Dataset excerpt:
------------------------
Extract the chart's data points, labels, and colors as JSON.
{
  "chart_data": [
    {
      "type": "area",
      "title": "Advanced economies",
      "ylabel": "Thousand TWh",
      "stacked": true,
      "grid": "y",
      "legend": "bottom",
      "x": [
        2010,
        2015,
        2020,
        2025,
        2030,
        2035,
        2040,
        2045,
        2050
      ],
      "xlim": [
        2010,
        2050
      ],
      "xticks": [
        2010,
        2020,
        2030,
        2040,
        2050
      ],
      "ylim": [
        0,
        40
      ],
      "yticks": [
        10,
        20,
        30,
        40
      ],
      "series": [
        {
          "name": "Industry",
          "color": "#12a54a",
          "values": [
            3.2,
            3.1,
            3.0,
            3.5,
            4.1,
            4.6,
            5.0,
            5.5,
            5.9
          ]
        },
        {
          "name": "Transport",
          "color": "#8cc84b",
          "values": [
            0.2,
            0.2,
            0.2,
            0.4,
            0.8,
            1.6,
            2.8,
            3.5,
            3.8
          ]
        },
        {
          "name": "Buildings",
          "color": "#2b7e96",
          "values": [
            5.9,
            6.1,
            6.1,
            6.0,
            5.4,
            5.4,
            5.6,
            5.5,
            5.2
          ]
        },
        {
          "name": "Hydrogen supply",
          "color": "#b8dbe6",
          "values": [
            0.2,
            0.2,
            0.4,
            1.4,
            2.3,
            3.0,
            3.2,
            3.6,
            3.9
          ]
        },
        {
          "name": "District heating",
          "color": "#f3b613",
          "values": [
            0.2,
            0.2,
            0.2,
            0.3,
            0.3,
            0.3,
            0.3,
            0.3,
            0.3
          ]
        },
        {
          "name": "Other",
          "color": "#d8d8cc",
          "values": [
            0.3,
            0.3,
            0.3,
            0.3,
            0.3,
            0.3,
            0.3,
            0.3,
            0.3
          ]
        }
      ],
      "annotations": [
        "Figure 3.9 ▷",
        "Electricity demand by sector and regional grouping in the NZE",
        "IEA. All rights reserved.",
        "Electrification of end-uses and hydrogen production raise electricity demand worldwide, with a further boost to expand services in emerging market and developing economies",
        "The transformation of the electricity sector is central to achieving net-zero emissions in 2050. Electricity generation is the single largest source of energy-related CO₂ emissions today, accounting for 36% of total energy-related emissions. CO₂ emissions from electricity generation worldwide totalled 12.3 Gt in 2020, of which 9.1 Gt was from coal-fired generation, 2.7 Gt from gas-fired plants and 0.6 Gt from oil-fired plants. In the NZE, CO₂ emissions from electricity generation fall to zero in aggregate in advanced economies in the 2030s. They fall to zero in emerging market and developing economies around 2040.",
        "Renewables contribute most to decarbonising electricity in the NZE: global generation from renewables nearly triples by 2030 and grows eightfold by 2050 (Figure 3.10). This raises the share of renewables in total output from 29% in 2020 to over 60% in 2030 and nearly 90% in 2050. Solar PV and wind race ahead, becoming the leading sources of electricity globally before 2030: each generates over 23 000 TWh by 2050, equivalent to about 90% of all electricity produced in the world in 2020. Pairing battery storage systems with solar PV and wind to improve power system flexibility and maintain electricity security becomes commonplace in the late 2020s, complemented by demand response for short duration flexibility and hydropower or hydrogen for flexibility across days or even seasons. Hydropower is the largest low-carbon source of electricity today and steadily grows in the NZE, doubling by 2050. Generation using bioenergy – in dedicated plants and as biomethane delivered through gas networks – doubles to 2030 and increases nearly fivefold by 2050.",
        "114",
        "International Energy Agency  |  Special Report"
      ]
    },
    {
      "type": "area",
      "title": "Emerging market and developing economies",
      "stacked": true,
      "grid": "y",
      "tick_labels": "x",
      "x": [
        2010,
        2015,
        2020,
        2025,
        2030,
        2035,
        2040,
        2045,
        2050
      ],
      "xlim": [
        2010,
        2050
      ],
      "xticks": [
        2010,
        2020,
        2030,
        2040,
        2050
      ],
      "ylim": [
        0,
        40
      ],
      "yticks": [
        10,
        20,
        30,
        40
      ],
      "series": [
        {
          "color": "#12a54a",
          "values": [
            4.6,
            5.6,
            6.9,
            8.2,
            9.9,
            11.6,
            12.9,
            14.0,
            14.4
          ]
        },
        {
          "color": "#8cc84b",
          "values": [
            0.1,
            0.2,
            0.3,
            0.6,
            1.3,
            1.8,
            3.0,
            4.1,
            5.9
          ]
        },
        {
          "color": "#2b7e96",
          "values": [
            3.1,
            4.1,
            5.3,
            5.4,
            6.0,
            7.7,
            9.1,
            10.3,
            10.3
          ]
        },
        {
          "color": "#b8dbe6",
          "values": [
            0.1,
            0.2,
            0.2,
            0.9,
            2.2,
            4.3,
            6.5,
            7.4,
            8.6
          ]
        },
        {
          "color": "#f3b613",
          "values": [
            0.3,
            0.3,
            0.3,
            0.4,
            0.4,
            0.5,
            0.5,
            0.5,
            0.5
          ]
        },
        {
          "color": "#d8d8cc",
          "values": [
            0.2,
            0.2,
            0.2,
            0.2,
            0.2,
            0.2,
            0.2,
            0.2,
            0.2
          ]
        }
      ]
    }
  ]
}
------------------------
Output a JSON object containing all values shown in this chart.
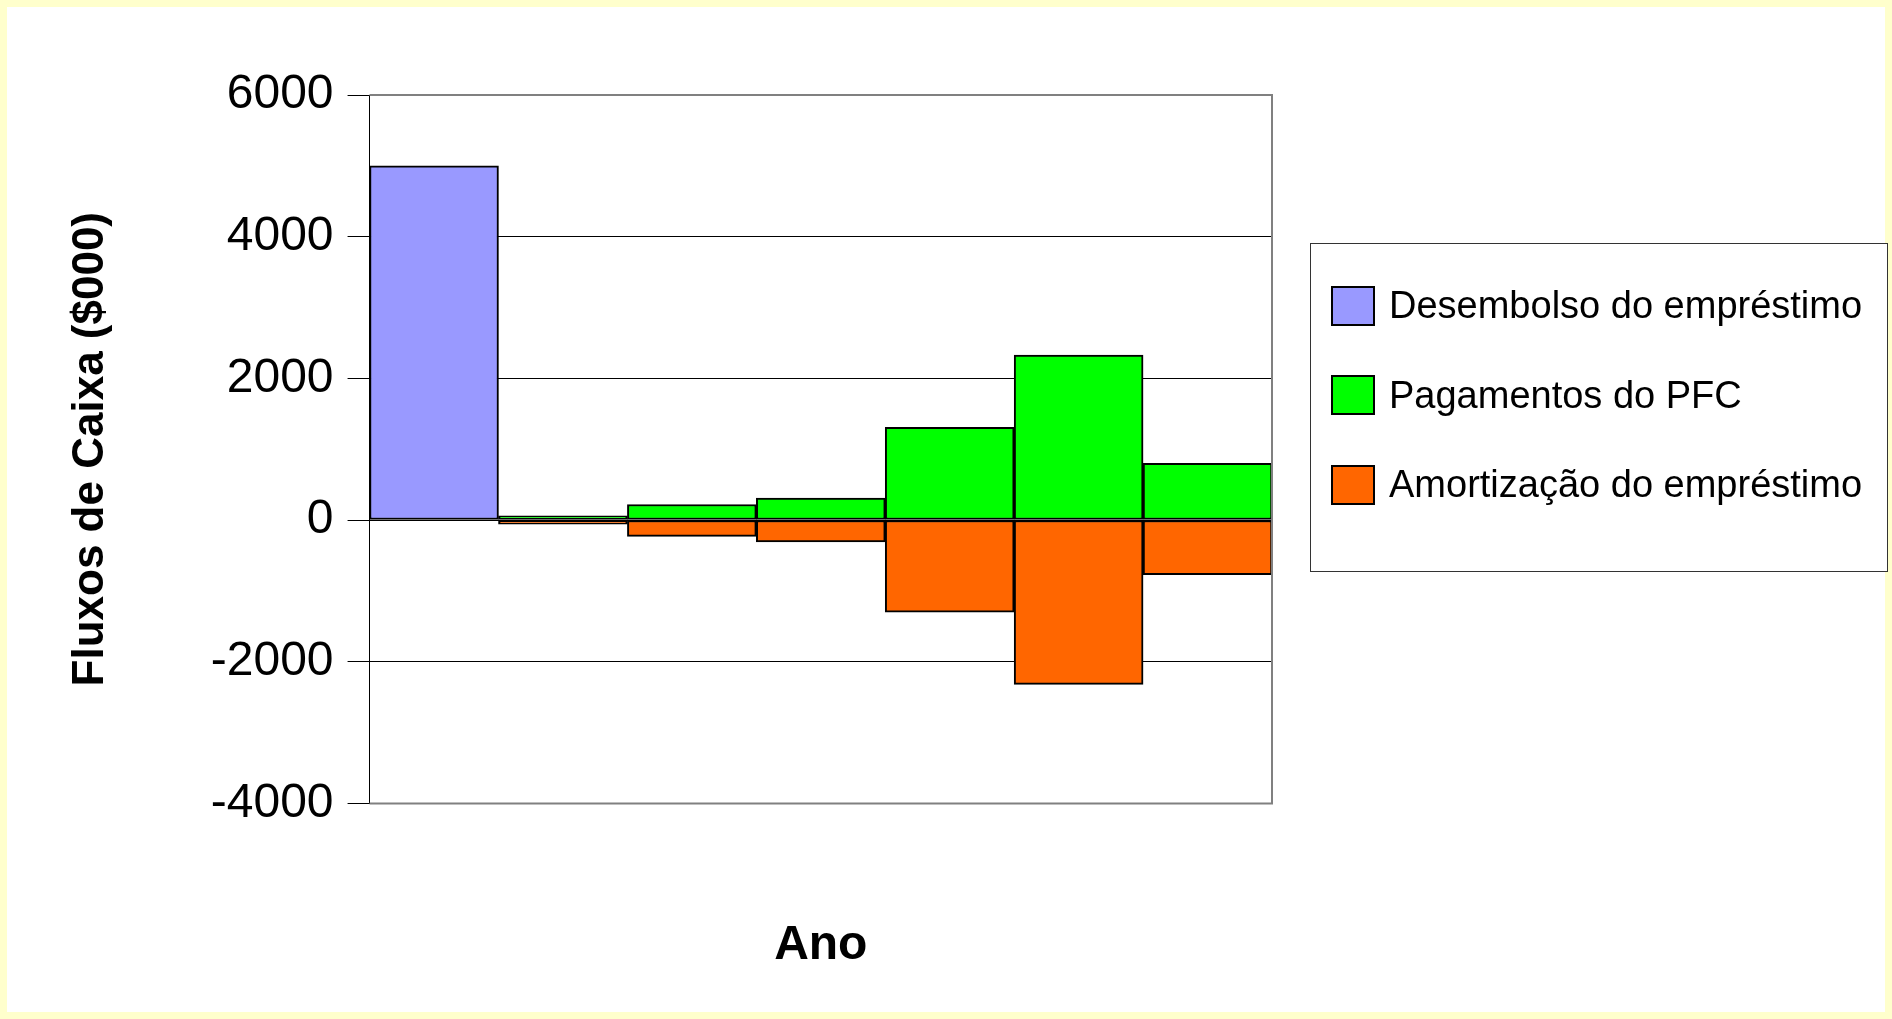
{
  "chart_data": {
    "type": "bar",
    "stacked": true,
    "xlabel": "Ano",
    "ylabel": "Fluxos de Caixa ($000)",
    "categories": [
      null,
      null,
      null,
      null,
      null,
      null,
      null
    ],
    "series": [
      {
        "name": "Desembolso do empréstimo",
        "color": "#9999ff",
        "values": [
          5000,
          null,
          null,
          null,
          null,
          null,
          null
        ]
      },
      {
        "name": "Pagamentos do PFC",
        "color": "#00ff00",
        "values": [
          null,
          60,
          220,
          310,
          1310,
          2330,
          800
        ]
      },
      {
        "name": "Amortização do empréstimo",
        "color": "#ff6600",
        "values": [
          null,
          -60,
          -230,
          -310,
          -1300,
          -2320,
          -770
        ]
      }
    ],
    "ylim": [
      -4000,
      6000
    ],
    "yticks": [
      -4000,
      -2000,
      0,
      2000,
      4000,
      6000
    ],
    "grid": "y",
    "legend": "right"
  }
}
------------------------
WHAT YOU HAVE TO DO >> How many lines in the listing contain "plants"? Answer with the number alone.

CORRECT ANSWER >> 2